- _Given records_
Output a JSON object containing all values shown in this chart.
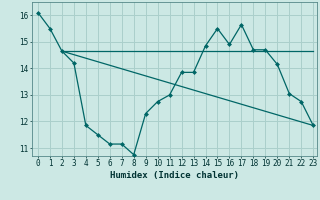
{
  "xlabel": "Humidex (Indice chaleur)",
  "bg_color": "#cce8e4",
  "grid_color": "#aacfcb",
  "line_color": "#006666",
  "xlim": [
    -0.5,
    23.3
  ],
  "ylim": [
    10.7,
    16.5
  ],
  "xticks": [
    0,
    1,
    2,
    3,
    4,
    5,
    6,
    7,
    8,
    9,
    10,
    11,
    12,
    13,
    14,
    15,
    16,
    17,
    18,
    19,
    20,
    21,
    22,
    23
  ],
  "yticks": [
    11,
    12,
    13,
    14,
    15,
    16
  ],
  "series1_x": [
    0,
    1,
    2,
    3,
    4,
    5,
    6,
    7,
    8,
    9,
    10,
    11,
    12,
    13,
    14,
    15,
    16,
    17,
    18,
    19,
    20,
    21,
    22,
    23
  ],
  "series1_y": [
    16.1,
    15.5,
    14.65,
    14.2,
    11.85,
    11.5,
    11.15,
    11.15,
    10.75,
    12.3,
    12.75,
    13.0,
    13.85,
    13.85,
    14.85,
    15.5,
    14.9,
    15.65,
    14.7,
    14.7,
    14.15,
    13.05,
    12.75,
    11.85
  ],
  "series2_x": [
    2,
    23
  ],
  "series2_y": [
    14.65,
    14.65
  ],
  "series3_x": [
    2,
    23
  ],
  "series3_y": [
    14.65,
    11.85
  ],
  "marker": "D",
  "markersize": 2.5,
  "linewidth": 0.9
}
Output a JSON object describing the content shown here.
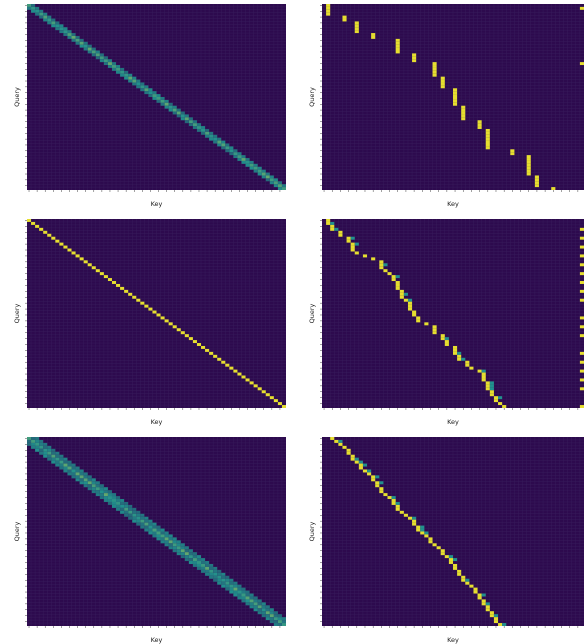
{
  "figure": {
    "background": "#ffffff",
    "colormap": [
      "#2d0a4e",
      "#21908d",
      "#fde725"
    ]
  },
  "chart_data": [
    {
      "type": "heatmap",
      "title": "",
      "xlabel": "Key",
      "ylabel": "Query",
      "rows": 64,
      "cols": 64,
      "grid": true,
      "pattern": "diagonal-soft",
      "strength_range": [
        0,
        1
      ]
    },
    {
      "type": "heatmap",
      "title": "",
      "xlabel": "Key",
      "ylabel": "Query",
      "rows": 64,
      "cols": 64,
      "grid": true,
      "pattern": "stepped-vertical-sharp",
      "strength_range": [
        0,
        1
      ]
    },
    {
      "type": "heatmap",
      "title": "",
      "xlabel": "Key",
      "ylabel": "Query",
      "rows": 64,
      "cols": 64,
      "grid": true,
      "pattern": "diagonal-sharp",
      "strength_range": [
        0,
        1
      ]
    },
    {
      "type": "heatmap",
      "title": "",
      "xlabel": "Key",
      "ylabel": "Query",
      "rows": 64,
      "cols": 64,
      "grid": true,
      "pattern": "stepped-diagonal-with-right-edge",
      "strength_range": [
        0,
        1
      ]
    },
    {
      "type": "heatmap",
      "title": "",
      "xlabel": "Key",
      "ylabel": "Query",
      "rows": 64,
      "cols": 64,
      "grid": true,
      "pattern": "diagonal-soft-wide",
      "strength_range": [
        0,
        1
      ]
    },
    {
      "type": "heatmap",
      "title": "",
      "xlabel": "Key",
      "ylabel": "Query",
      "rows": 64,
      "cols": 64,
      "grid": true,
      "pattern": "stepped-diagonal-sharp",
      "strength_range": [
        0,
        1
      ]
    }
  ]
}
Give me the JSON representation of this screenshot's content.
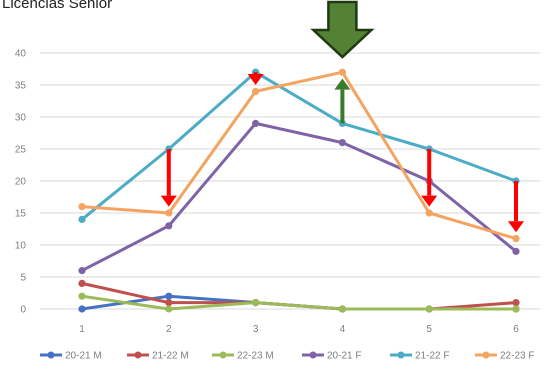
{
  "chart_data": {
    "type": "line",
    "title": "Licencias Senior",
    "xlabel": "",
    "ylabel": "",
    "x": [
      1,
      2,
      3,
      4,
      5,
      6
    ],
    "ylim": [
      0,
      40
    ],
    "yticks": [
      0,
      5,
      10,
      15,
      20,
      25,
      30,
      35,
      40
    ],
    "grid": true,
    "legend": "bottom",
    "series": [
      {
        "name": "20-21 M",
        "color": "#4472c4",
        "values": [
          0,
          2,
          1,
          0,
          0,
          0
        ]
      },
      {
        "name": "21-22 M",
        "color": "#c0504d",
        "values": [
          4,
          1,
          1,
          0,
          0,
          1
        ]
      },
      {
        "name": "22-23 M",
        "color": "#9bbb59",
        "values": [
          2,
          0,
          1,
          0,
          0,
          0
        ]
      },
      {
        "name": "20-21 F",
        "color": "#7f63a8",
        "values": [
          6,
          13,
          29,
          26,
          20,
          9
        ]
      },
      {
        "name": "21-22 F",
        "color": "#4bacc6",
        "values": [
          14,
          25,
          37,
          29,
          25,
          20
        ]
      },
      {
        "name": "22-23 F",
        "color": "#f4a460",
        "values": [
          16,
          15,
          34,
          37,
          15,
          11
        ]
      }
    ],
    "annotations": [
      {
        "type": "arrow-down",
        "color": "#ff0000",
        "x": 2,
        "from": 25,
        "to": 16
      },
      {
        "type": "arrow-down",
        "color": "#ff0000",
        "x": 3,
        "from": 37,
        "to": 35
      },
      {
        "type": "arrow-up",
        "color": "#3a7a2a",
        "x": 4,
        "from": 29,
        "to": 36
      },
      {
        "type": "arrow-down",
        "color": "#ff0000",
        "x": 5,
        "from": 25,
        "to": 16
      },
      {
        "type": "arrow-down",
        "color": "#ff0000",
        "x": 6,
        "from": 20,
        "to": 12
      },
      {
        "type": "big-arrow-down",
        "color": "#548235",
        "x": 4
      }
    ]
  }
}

- _Exercise directions_
Repeat the material above word for word, please, apart from its images.

- _Task answer_
Output a JSON object containing all values shown in this chart.
{
  "xlabel": "Humidex (Indice chaleur)",
  "bg_color": "#cce8e4",
  "grid_color": "#aacfcb",
  "line_color": "#006666",
  "xlim": [
    -0.5,
    23.3
  ],
  "ylim": [
    10.7,
    16.5
  ],
  "xticks": [
    0,
    1,
    2,
    3,
    4,
    5,
    6,
    7,
    8,
    9,
    10,
    11,
    12,
    13,
    14,
    15,
    16,
    17,
    18,
    19,
    20,
    21,
    22,
    23
  ],
  "yticks": [
    11,
    12,
    13,
    14,
    15,
    16
  ],
  "series1_x": [
    0,
    1,
    2,
    3,
    4,
    5,
    6,
    7,
    8,
    9,
    10,
    11,
    12,
    13,
    14,
    15,
    16,
    17,
    18,
    19,
    20,
    21,
    22,
    23
  ],
  "series1_y": [
    16.1,
    15.5,
    14.65,
    14.2,
    11.85,
    11.5,
    11.15,
    11.15,
    10.75,
    12.3,
    12.75,
    13.0,
    13.85,
    13.85,
    14.85,
    15.5,
    14.9,
    15.65,
    14.7,
    14.7,
    14.15,
    13.05,
    12.75,
    11.85
  ],
  "series2_x": [
    2,
    23
  ],
  "series2_y": [
    14.65,
    14.65
  ],
  "series3_x": [
    2,
    23
  ],
  "series3_y": [
    14.65,
    11.85
  ],
  "marker": "D",
  "markersize": 2.5,
  "linewidth": 0.9
}
Output a JSON object describing the content shown here.
{
  "figure": {
    "background": "#ffffff",
    "colormap": [
      "#2d0a4e",
      "#21908d",
      "#fde725"
    ]
  },
  "chart_data": [
    {
      "type": "heatmap",
      "title": "",
      "xlabel": "Key",
      "ylabel": "Query",
      "rows": 64,
      "cols": 64,
      "grid": true,
      "pattern": "diagonal-soft",
      "strength_range": [
        0,
        1
      ]
    },
    {
      "type": "heatmap",
      "title": "",
      "xlabel": "Key",
      "ylabel": "Query",
      "rows": 64,
      "cols": 64,
      "grid": true,
      "pattern": "stepped-vertical-sharp",
      "strength_range": [
        0,
        1
      ]
    },
    {
      "type": "heatmap",
      "title": "",
      "xlabel": "Key",
      "ylabel": "Query",
      "rows": 64,
      "cols": 64,
      "grid": true,
      "pattern": "diagonal-sharp",
      "strength_range": [
        0,
        1
      ]
    },
    {
      "type": "heatmap",
      "title": "",
      "xlabel": "Key",
      "ylabel": "Query",
      "rows": 64,
      "cols": 64,
      "grid": true,
      "pattern": "stepped-diagonal-with-right-edge",
      "strength_range": [
        0,
        1
      ]
    },
    {
      "type": "heatmap",
      "title": "",
      "xlabel": "Key",
      "ylabel": "Query",
      "rows": 64,
      "cols": 64,
      "grid": true,
      "pattern": "diagonal-soft-wide",
      "strength_range": [
        0,
        1
      ]
    },
    {
      "type": "heatmap",
      "title": "",
      "xlabel": "Key",
      "ylabel": "Query",
      "rows": 64,
      "cols": 64,
      "grid": true,
      "pattern": "stepped-diagonal-sharp",
      "strength_range": [
        0,
        1
      ]
    }
  ]
}
Give me the JSON representation of this screenshot's content.
{
  "chart_data": {
    "type": "line",
    "title": "Licencias Senior",
    "xlabel": "",
    "ylabel": "",
    "x": [
      1,
      2,
      3,
      4,
      5,
      6
    ],
    "ylim": [
      0,
      40
    ],
    "yticks": [
      0,
      5,
      10,
      15,
      20,
      25,
      30,
      35,
      40
    ],
    "grid": true,
    "legend": "bottom",
    "series": [
      {
        "name": "20-21 M",
        "color": "#4472c4",
        "values": [
          0,
          2,
          1,
          0,
          0,
          0
        ]
      },
      {
        "name": "21-22 M",
        "color": "#c0504d",
        "values": [
          4,
          1,
          1,
          0,
          0,
          1
        ]
      },
      {
        "name": "22-23 M",
        "color": "#9bbb59",
        "values": [
          2,
          0,
          1,
          0,
          0,
          0
        ]
      },
      {
        "name": "20-21 F",
        "color": "#7f63a8",
        "values": [
          6,
          13,
          29,
          26,
          20,
          9
        ]
      },
      {
        "name": "21-22 F",
        "color": "#4bacc6",
        "values": [
          14,
          25,
          37,
          29,
          25,
          20
        ]
      },
      {
        "name": "22-23 F",
        "color": "#f4a460",
        "values": [
          16,
          15,
          34,
          37,
          15,
          11
        ]
      }
    ],
    "annotations": [
      {
        "type": "arrow-down",
        "color": "#ff0000",
        "x": 2,
        "from": 25,
        "to": 16
      },
      {
        "type": "arrow-down",
        "color": "#ff0000",
        "x": 3,
        "from": 37,
        "to": 35
      },
      {
        "type": "arrow-up",
        "color": "#3a7a2a",
        "x": 4,
        "from": 29,
        "to": 36
      },
      {
        "type": "arrow-down",
        "color": "#ff0000",
        "x": 5,
        "from": 25,
        "to": 16
      },
      {
        "type": "arrow-down",
        "color": "#ff0000",
        "x": 6,
        "from": 20,
        "to": 12
      },
      {
        "type": "big-arrow-down",
        "color": "#548235",
        "x": 4
      }
    ]
  }
}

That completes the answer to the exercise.